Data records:

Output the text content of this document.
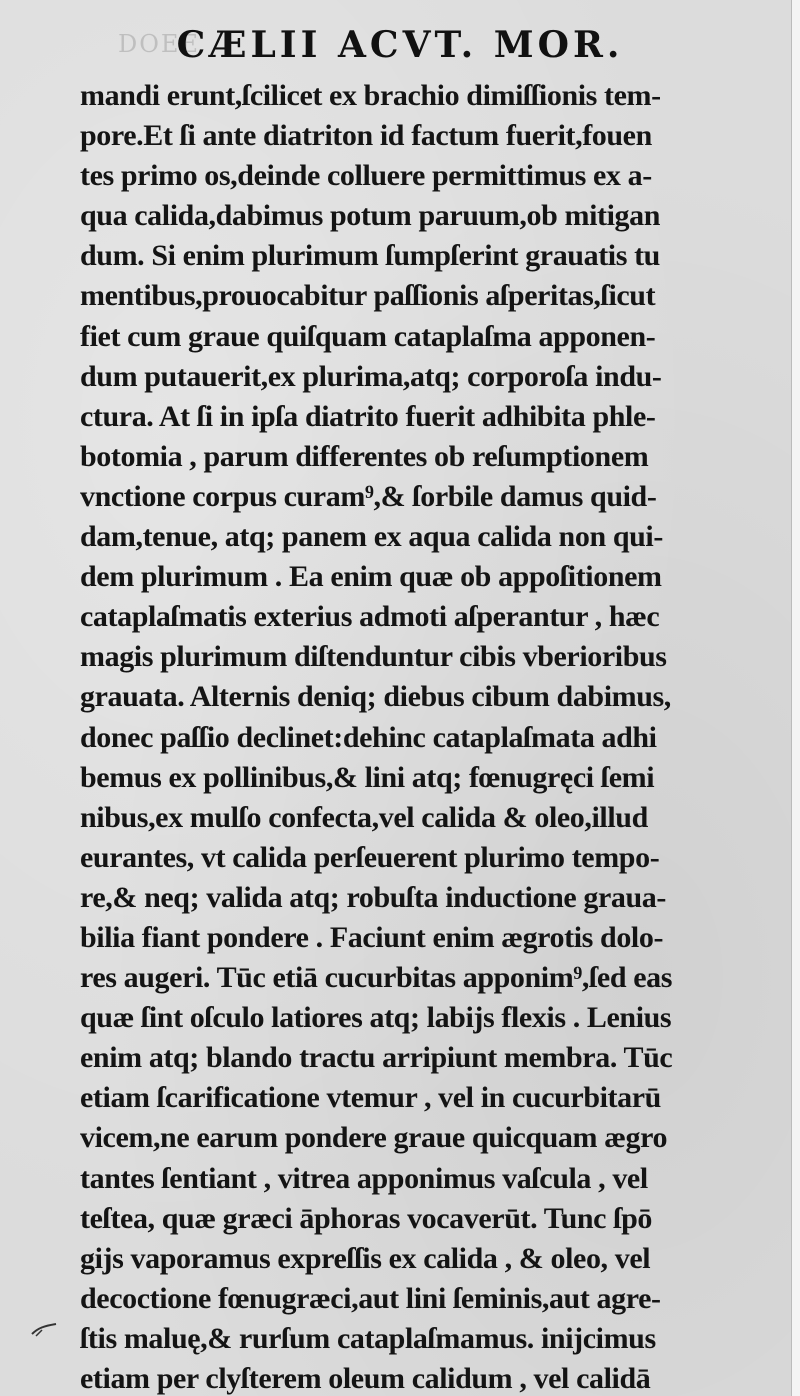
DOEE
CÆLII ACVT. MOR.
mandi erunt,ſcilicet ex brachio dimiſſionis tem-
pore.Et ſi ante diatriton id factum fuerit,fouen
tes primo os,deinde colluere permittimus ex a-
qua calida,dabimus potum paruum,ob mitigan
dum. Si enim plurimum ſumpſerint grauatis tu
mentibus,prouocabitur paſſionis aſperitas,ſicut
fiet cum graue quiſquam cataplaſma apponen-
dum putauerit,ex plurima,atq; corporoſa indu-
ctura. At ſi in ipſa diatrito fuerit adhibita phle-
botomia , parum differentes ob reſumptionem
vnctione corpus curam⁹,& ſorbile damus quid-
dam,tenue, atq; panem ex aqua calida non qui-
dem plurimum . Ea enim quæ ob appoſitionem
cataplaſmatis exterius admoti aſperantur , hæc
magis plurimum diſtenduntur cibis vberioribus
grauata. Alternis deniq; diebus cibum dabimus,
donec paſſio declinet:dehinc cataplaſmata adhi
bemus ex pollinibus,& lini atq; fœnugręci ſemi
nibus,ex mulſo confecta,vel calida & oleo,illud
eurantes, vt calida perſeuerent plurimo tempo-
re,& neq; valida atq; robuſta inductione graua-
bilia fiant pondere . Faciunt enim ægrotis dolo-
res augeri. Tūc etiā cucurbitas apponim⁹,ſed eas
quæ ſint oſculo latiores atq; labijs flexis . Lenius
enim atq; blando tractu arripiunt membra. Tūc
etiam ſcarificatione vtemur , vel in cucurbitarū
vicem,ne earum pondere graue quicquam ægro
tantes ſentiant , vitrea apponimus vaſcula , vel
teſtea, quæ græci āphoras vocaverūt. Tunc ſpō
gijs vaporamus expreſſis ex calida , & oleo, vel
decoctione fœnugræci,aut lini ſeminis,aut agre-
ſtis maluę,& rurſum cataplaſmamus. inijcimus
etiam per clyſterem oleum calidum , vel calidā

--

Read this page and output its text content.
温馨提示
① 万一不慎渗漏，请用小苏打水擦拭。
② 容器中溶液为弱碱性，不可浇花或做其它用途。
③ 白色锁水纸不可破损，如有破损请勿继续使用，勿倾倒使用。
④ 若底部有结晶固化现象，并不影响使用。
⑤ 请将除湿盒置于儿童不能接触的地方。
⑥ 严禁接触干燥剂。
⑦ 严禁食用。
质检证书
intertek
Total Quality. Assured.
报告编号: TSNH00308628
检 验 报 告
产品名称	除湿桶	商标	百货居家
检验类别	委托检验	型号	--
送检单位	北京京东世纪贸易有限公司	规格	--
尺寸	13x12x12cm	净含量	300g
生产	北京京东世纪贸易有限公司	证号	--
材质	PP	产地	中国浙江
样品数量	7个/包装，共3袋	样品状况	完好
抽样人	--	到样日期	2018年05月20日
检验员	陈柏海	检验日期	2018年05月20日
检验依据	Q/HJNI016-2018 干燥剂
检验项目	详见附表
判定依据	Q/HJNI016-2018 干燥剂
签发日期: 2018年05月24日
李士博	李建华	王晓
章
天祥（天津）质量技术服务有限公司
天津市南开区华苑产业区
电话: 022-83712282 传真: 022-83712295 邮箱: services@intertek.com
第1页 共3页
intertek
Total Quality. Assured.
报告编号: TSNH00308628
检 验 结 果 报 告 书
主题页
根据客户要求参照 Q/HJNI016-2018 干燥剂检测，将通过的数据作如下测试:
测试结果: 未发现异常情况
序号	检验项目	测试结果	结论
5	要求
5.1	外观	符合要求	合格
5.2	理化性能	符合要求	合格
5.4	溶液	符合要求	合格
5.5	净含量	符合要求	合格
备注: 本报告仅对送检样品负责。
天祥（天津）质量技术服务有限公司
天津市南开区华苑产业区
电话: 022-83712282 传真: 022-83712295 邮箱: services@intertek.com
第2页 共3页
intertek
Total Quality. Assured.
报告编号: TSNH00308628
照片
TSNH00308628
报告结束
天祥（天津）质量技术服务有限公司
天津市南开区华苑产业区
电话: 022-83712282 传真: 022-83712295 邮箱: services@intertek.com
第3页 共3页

**Problem requirements**
Say how many lines of the data hold the string "content". Reply with the number alone.

**Task answer**
2